> [RECORDED INFORMATION]
========

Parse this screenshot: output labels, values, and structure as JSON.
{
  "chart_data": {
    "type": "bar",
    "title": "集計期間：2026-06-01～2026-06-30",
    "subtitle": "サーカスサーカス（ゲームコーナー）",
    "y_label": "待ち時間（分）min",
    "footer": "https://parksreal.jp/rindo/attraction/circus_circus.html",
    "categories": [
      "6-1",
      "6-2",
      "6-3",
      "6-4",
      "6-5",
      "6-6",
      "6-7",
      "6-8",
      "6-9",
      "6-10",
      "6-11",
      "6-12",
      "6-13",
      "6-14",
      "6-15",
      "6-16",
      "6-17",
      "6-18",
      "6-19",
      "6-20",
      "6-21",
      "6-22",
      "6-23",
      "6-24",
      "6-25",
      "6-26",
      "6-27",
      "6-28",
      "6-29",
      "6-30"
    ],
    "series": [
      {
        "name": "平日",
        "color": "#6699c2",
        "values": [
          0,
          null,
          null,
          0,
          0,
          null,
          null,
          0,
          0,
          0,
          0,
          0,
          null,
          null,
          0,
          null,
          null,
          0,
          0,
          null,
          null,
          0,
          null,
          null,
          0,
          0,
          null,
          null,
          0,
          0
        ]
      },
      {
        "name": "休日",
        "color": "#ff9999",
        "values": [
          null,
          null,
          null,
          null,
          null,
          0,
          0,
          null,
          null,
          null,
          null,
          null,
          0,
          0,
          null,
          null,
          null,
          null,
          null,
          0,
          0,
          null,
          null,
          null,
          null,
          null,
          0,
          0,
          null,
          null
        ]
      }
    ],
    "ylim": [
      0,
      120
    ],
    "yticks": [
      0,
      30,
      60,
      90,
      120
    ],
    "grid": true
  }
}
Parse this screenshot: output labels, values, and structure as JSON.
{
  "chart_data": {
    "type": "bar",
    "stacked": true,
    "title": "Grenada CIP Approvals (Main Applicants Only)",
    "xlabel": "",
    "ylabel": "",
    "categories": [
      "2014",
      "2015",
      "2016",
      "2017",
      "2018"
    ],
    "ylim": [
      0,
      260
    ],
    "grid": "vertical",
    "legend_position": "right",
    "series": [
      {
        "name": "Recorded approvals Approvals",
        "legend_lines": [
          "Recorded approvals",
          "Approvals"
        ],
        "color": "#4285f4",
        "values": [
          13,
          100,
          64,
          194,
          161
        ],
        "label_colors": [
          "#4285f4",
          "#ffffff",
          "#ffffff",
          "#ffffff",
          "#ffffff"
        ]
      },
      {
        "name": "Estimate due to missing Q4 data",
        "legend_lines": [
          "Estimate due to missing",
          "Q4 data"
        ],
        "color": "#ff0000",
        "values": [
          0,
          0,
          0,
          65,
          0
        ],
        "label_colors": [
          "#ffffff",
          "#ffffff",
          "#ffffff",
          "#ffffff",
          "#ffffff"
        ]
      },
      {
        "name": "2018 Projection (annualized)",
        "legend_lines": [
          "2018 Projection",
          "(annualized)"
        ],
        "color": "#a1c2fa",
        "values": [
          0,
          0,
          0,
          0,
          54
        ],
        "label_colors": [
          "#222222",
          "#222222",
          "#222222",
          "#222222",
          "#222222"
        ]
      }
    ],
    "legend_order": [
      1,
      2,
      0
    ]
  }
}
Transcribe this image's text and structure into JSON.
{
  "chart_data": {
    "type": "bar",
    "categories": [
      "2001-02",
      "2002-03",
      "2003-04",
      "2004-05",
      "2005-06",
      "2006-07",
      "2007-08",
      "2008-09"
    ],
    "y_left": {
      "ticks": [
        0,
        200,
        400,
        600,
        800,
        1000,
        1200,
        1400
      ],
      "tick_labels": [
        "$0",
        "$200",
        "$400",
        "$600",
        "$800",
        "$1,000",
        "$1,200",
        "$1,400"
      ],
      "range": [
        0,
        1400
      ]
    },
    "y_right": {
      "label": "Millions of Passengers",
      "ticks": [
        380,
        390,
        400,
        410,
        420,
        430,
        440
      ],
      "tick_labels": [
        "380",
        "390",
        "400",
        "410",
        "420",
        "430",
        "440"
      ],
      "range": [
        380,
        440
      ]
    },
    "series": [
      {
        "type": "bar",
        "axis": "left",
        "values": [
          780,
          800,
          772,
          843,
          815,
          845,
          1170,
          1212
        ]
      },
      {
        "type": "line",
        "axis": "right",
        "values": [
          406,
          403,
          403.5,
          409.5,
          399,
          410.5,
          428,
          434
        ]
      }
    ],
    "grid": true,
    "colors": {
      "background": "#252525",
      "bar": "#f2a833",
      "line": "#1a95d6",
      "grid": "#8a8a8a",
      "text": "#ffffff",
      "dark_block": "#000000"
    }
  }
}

========

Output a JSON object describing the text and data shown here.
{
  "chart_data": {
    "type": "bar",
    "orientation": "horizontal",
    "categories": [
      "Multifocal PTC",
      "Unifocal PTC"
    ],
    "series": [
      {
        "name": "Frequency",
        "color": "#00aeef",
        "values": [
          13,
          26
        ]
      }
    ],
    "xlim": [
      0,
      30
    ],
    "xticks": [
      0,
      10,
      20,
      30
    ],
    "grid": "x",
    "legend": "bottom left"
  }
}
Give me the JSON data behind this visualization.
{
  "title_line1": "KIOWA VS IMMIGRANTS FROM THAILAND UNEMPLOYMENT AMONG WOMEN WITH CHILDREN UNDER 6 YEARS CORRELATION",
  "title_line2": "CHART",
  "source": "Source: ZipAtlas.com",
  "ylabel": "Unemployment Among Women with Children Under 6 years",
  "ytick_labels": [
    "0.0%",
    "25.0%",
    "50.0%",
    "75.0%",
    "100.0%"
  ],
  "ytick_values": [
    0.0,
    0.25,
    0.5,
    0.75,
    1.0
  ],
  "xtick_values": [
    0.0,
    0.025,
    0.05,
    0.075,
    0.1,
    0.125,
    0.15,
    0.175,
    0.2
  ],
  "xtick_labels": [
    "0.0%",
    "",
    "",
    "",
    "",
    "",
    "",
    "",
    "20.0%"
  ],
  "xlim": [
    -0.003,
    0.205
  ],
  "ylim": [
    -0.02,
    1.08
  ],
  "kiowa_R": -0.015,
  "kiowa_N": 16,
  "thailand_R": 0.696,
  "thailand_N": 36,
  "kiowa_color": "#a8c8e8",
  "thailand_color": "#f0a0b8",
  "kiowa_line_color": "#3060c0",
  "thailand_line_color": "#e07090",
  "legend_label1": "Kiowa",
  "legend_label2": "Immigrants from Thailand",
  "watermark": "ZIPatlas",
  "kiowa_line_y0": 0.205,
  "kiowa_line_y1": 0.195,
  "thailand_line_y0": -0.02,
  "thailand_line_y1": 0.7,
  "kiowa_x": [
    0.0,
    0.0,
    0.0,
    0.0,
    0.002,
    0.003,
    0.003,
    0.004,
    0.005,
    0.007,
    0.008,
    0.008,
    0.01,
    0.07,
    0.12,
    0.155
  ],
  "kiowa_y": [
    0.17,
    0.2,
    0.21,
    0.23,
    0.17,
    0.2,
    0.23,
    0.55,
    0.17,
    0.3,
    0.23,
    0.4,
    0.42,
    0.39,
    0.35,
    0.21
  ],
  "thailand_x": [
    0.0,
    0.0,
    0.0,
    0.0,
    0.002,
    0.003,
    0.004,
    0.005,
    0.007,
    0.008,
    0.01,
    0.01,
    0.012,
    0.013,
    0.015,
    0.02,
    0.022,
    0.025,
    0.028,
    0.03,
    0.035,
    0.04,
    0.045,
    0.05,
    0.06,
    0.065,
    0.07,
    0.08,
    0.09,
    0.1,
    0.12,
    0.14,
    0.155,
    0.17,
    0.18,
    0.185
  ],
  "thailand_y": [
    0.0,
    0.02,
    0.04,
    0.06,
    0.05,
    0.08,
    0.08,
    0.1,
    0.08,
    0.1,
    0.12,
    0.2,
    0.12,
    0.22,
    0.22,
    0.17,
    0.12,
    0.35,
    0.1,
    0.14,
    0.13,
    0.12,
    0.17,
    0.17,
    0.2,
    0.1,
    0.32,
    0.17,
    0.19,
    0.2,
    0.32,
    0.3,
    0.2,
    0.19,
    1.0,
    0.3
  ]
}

========

> [CHALLENGE]
Select every line where the word "Projection" occurs.

> [CORRECT RESPONSE]
        "name": "2018 Projection (annualized)",
          "2018 Projection",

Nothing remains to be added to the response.